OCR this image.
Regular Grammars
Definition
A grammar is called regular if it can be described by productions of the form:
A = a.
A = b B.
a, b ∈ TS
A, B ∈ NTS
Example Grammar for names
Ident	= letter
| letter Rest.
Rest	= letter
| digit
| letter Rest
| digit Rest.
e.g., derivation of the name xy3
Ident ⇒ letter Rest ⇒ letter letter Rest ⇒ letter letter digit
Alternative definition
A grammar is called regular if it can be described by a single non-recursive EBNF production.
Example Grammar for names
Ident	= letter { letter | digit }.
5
::::
**Instructions to follow:**
Retype the records above exactly.

**Written solution:**
OCR this image.
Regular Grammars
Definition
A grammar is called regular if it can be described by productions of the form:
A = a.
A = b B.
a, b ∈ TS
A, B ∈ NTS
Example Grammar for names
Ident	= letter
| letter Rest.
Rest	= letter
| digit
| letter Rest
| digit Rest.
e.g., derivation of the name xy3
Ident ⇒ letter Rest ⇒ letter letter Rest ⇒ letter letter digit
Alternative definition
A grammar is called regular if it can be described by a single non-recursive EBNF production.
Example Grammar for names
Ident	= letter { letter | digit }.
5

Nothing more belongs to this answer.